┌─ DATA RECORDS
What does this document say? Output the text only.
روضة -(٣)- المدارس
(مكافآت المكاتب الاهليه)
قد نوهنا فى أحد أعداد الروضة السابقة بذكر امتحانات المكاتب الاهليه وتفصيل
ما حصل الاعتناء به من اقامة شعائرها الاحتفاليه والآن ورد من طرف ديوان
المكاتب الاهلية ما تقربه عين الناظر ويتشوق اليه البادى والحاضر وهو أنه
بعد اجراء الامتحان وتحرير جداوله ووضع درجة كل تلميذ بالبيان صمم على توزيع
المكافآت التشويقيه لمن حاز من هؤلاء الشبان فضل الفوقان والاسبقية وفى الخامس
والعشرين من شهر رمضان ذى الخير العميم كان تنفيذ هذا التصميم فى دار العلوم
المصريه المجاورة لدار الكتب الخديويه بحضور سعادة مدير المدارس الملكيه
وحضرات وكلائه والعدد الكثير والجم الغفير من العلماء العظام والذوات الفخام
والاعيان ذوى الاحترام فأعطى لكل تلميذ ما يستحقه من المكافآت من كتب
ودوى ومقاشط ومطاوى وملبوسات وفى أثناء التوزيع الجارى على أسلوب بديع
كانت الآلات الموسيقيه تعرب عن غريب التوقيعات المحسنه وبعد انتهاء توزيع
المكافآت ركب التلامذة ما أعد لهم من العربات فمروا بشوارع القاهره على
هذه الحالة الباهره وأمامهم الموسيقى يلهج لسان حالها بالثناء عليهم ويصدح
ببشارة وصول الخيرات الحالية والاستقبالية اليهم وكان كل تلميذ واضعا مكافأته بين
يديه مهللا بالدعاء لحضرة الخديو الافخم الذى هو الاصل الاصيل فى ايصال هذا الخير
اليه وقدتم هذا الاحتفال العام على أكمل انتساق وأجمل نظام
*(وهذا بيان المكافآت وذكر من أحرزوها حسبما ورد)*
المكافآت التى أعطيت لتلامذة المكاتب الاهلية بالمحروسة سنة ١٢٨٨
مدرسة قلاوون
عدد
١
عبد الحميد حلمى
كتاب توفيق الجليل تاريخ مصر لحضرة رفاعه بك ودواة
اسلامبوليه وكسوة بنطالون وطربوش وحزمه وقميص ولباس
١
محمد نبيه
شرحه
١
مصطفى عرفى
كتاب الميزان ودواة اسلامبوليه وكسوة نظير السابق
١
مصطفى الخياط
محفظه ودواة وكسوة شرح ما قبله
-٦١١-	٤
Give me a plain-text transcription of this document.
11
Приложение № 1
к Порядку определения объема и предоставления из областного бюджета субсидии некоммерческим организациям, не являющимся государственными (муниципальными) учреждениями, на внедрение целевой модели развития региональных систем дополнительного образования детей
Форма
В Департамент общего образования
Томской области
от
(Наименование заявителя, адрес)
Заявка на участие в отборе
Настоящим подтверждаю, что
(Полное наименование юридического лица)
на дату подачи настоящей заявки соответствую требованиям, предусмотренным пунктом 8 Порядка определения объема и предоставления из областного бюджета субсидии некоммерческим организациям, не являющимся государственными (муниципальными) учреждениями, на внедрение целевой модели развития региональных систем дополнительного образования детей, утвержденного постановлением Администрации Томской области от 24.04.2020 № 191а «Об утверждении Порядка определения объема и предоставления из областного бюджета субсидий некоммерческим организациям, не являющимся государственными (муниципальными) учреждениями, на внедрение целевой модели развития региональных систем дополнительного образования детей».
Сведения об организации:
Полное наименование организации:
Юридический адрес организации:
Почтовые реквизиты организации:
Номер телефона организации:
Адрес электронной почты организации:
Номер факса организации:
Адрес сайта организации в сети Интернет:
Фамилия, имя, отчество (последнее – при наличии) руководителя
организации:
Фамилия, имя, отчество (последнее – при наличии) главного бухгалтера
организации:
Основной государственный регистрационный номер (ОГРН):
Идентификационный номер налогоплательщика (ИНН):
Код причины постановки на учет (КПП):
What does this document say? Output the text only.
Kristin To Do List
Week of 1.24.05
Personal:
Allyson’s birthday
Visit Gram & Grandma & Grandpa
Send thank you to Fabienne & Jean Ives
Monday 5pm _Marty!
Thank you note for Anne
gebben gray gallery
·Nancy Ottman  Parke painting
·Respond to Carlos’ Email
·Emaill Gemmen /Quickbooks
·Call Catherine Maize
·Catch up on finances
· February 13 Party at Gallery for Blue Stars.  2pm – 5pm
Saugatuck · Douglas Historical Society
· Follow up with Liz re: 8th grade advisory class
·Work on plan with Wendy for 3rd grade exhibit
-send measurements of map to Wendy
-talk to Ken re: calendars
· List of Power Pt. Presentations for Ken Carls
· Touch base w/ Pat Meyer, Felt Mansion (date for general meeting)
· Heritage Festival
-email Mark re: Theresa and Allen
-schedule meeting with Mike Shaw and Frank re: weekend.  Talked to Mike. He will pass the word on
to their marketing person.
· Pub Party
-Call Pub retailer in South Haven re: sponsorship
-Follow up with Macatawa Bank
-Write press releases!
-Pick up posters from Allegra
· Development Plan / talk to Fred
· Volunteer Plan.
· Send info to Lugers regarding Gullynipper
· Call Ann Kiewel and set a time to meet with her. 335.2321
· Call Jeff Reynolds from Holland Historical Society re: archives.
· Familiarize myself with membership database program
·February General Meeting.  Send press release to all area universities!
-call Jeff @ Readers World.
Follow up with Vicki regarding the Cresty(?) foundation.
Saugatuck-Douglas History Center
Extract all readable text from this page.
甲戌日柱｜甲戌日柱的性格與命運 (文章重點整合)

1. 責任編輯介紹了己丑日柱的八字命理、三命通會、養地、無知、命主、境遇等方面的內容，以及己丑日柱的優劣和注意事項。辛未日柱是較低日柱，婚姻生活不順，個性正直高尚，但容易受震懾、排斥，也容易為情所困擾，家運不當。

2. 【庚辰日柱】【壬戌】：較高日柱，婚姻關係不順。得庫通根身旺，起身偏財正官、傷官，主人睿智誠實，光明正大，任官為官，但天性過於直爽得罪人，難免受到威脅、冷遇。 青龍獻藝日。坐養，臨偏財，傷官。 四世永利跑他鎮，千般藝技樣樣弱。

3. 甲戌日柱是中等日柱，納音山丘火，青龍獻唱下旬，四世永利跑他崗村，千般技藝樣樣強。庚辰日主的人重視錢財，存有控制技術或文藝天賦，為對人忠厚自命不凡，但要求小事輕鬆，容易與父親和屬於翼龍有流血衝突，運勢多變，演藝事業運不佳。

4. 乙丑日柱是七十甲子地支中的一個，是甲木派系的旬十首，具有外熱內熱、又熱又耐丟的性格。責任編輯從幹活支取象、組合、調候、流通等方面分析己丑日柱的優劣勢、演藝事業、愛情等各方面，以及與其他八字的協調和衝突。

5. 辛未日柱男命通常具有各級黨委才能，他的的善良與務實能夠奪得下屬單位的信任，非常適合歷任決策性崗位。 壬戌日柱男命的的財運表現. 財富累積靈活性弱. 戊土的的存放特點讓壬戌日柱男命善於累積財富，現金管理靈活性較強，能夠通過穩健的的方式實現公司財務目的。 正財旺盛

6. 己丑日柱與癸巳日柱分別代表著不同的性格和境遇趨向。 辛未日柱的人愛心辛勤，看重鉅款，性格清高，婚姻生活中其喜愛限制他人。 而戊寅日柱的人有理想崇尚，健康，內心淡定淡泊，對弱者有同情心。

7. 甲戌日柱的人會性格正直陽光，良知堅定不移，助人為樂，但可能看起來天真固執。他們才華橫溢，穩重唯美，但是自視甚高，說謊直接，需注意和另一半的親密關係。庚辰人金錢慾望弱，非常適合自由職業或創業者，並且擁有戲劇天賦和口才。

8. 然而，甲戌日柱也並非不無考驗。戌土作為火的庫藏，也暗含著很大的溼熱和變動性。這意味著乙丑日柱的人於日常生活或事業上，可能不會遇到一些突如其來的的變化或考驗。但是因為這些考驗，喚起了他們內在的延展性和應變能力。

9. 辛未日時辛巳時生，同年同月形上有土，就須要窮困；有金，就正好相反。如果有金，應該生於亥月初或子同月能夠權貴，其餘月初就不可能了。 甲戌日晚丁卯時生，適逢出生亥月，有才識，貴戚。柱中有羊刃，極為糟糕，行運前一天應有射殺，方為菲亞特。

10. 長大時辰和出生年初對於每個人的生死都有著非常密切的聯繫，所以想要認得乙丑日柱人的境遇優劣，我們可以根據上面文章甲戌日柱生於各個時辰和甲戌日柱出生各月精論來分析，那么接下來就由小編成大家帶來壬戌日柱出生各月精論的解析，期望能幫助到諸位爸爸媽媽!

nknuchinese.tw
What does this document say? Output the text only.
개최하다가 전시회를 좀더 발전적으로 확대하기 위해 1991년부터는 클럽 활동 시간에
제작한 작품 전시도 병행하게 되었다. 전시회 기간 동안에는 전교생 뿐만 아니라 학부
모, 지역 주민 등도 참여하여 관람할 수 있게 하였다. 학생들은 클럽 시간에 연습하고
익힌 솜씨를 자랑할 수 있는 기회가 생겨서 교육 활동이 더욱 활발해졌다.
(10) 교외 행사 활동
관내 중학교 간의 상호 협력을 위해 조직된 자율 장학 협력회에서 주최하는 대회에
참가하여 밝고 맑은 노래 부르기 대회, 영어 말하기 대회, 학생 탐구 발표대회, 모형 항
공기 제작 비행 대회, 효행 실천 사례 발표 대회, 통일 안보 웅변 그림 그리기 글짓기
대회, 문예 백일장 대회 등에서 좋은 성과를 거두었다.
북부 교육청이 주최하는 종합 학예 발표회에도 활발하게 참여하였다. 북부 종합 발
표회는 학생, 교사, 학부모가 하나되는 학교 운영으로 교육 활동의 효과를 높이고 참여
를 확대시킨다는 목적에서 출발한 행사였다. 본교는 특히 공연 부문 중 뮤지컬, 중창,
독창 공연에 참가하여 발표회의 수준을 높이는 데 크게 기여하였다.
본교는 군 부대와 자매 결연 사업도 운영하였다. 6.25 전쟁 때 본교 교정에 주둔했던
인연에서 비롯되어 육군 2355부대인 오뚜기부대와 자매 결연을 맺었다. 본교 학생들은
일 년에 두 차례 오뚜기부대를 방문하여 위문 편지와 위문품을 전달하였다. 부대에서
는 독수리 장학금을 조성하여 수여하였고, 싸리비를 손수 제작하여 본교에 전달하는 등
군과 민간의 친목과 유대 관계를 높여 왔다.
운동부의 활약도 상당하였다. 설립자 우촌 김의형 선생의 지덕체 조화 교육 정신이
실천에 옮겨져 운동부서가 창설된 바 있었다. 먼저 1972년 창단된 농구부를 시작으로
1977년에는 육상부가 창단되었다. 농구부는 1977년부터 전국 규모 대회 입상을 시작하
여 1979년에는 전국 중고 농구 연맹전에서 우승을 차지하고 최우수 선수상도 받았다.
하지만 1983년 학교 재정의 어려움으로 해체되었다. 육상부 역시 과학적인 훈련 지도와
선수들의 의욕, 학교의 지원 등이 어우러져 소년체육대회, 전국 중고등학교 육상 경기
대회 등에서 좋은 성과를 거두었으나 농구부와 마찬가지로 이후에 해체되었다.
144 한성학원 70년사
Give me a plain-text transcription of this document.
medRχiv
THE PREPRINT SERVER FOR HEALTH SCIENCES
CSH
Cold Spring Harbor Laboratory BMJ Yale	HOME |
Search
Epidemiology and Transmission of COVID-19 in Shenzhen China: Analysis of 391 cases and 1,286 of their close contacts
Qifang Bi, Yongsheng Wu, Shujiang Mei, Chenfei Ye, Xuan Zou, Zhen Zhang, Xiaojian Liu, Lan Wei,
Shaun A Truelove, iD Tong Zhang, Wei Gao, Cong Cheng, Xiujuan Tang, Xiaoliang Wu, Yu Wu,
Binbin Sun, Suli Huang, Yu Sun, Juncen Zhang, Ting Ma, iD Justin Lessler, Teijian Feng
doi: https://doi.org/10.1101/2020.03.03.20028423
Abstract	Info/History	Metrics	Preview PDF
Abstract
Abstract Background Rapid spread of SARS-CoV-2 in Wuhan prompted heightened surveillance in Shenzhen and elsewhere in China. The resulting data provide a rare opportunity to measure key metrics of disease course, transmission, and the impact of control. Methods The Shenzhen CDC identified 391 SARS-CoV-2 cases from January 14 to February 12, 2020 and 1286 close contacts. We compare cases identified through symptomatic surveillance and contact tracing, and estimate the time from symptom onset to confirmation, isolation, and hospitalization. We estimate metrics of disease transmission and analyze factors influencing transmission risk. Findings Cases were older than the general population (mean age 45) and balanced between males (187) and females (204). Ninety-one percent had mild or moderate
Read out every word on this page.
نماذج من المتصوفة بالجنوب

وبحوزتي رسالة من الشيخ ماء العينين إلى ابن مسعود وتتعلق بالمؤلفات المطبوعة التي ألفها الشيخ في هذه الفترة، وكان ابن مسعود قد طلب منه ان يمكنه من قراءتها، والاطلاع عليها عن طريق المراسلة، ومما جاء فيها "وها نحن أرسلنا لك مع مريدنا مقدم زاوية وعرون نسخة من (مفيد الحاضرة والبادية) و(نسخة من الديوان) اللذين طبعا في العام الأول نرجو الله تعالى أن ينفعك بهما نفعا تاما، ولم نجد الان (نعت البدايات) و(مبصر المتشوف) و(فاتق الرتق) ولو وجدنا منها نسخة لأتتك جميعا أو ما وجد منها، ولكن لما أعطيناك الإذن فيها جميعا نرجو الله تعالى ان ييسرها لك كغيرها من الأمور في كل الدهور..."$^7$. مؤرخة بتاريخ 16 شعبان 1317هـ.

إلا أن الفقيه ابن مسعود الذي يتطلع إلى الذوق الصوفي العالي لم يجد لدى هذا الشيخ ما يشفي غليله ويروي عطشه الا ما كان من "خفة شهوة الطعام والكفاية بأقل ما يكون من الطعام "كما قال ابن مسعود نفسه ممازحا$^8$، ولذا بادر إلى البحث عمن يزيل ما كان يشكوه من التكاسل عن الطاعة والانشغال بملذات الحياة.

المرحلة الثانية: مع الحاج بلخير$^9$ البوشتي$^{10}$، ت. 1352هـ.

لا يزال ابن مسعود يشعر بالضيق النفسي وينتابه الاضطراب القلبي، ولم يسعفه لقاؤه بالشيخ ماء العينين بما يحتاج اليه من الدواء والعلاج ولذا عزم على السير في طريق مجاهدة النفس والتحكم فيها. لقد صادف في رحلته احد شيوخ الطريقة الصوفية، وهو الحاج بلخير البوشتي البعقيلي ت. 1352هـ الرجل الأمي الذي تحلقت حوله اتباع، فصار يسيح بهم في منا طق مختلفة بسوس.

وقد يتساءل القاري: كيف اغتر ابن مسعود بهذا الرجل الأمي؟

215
└─
CHALLENGE – Return the lines of the records that include the string "February".

PROBLEM SOLUTION –
· February 13 Party at Gallery for Blue Stars.  2pm – 5pm
·February General Meeting.  Send press release to all area universities!
Abstract Background Rapid spread of SARS-CoV-2 in Wuhan prompted heightened surveillance in Shenzhen and elsewhere in China. The resulting data provide a rare opportunity to measure key metrics of disease course, transmission, and the impact of control. Methods The Shenzhen CDC identified 391 SARS-CoV-2 cases from January 14 to February 12, 2020 and 1286 close contacts. We compare cases identified through symptomatic surveillance and contact tracing, and estimate the time from symptom onset to confirmation, isolation, and hospitalization. We estimate metrics of disease transmission and analyze factors influencing transmission risk. Findings Cases were older than the general population (mean age 45) and balanced between males (187) and females (204). Ninety-one percent had mild or moderate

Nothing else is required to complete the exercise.